JOB:
Select the lines that hold the word "west" and copy each one.

[Dataset listings of figures]
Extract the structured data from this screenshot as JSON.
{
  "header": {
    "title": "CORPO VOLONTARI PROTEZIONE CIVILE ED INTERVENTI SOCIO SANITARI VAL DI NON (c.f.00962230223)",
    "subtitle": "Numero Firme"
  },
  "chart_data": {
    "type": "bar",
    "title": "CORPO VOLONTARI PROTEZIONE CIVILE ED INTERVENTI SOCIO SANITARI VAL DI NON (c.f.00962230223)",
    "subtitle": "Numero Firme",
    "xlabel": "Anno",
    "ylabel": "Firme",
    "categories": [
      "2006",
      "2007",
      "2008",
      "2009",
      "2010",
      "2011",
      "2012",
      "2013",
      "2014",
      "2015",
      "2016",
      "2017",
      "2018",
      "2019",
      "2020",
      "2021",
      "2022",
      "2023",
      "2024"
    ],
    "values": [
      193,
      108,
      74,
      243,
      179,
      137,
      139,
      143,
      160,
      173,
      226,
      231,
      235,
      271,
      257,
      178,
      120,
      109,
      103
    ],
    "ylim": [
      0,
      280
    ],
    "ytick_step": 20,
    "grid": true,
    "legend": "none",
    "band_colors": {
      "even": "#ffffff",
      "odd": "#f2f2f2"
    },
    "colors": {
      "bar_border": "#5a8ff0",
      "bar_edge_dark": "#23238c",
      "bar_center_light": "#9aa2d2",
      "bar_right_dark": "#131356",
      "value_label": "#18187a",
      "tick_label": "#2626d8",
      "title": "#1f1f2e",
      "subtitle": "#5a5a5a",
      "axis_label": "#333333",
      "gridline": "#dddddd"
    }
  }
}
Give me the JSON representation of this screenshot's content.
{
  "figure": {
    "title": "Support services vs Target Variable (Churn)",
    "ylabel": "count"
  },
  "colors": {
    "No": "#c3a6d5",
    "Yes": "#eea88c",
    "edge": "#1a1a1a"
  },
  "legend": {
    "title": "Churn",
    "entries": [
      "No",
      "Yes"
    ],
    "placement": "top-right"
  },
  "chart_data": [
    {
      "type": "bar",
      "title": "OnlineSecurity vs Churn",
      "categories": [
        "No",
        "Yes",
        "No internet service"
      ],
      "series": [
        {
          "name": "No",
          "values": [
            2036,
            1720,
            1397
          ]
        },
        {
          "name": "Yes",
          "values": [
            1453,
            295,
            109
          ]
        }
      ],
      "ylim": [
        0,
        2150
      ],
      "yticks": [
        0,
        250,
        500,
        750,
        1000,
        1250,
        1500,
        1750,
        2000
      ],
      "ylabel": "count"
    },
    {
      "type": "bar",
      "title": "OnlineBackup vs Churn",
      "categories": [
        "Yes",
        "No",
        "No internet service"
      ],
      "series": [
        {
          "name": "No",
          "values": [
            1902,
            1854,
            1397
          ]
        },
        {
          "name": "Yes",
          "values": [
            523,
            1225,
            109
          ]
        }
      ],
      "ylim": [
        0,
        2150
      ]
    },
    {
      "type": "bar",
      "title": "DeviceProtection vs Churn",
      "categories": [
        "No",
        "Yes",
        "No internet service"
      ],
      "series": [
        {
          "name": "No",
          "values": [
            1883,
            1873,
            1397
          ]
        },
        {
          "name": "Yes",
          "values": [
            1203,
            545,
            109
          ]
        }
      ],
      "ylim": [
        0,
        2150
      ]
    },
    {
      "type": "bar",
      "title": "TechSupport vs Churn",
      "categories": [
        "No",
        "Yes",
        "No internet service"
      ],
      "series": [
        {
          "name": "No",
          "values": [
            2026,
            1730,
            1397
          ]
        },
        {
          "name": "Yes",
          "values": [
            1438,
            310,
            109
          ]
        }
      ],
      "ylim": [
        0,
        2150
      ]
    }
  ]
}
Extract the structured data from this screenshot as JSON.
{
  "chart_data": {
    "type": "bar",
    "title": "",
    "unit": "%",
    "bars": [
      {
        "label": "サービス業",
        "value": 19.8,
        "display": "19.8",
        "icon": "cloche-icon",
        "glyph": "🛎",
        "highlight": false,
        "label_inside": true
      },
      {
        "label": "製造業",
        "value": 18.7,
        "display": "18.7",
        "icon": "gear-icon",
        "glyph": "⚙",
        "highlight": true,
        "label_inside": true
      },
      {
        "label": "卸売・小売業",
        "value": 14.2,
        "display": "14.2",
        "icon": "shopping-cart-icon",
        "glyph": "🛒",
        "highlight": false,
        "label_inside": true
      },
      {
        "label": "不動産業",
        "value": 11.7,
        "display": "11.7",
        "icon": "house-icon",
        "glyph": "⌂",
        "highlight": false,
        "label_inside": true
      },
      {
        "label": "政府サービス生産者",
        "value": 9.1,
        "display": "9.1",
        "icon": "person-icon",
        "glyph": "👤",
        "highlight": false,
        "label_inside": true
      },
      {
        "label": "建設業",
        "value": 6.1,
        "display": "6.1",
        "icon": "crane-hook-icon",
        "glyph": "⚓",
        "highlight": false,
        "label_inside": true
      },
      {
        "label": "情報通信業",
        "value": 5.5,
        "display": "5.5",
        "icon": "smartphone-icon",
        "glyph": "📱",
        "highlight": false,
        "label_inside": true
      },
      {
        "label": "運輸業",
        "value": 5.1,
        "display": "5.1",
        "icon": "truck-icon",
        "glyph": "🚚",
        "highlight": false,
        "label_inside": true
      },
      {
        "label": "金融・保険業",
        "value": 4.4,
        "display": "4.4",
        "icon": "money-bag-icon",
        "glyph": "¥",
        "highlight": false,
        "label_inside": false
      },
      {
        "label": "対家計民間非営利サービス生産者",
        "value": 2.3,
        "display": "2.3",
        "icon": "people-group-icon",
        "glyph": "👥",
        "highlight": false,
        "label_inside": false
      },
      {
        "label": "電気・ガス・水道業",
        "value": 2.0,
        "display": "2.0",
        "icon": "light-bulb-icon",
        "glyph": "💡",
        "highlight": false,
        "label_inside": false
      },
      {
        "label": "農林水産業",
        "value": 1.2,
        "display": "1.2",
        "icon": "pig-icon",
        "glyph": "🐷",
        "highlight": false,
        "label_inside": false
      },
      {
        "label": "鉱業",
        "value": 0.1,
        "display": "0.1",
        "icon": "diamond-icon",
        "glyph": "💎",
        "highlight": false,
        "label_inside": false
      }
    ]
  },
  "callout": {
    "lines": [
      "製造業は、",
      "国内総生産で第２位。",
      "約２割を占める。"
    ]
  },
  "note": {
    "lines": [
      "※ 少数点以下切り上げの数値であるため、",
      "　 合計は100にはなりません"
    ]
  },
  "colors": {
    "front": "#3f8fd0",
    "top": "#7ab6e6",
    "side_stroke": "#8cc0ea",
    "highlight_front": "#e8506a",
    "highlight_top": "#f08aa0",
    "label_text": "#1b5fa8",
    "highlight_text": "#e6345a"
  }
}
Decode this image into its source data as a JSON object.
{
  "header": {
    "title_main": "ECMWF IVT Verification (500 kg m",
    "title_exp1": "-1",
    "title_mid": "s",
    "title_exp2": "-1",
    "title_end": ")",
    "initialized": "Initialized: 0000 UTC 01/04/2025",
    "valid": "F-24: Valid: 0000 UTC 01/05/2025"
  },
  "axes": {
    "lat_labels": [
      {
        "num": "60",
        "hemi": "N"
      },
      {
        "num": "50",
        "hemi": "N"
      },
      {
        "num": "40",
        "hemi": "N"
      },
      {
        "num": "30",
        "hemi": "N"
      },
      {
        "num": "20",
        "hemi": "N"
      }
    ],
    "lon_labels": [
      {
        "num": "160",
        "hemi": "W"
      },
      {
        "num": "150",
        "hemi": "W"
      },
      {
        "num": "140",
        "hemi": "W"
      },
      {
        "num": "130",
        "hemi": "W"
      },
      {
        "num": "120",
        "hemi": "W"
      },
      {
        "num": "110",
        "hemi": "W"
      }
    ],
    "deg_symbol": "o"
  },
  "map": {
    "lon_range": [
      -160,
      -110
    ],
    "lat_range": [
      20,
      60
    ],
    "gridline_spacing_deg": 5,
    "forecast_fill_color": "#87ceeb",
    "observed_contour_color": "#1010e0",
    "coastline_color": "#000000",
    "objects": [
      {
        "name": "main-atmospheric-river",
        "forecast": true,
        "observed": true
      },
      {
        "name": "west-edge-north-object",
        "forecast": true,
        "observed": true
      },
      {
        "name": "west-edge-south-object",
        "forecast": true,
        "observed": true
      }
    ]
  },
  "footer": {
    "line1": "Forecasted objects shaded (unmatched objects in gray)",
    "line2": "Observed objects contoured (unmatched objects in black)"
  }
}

OUTPUT OF THE TASK:
        "name": "west-edge-north-object",
        "name": "west-edge-south-object",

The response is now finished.